Output each of the rows below as a Markdown table with the columns "Number" and "Content," numbering the rows in order and omitting blank lines.
§ §
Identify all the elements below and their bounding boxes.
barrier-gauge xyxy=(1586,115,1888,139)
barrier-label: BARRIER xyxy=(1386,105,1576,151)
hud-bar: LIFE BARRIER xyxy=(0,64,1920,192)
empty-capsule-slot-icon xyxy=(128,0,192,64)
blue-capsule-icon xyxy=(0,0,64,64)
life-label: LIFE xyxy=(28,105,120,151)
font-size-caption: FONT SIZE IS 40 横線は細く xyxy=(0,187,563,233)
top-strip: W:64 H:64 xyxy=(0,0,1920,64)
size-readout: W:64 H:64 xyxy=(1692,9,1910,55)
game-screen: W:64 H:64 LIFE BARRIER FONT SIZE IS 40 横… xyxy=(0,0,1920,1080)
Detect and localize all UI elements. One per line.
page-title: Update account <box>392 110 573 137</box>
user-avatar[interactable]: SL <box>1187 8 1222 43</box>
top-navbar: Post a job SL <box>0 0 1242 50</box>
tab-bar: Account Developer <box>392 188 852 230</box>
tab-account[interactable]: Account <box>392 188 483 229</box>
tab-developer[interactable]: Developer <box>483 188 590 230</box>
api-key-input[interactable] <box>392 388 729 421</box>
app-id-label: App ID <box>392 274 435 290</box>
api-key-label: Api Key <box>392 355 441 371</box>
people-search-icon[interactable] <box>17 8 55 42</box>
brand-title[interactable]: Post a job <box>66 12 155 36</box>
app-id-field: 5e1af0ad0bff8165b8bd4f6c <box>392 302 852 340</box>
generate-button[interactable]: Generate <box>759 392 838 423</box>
§ §
Result of this task:
| Number | Content |
|---|---|
| 1 | Identify all the elements below and their bounding boxes. |
| 2 | barrier-gauge xyxy=(1586,115,1888,139) |
| 3 | barrier-label: BARRIER xyxy=(1386,105,1576,151) |
| 4 | hud-bar: LIFE BARRIER xyxy=(0,64,1920,192) |
| 5 | empty-capsule-slot-icon xyxy=(128,0,192,64) |
| 6 | blue-capsule-icon xyxy=(0,0,64,64) |
| 7 | life-label: LIFE xyxy=(28,105,120,151) |
| 8 | font-size-caption: FONT SIZE IS 40 横線は細く xyxy=(0,187,563,233) |
| 9 | top-strip: W:64 H:64 xyxy=(0,0,1920,64) |
| 10 | size-readout: W:64 H:64 xyxy=(1692,9,1910,55) |
| 11 | game-screen: W:64 H:64 LIFE BARRIER FONT SIZE IS 40 横… xyxy=(0,0,1920,1080) |
| 12 | Detect and localize all UI elements. One per line. |
| 13 | page-title: Update account <box>392 110 573 137</box> |
| 14 | user-avatar[interactable]: SL <box>1187 8 1222 43</box> |
| 15 | top-navbar: Post a job SL <box>0 0 1242 50</box> |
| 16 | tab-bar: Account Developer <box>392 188 852 230</box> |
| 17 | tab-account[interactable]: Account <box>392 188 483 229</box> |
| 18 | tab-developer[interactable]: Developer <box>483 188 590 230</box> |
| 19 | api-key-input[interactable] <box>392 388 729 421</box> |
| 20 | app-id-label: App ID <box>392 274 435 290</box> |
| 21 | api-key-label: Api Key <box>392 355 441 371</box> |
| 22 | people-search-icon[interactable] <box>17 8 55 42</box> |
| 23 | brand-title[interactable]: Post a job <box>66 12 155 36</box> |
| 24 | app-id-field: 5e1af0ad0bff8165b8bd4f6c <box>392 302 852 340</box> |
| 25 | generate-button[interactable]: Generate <box>759 392 838 423</box> |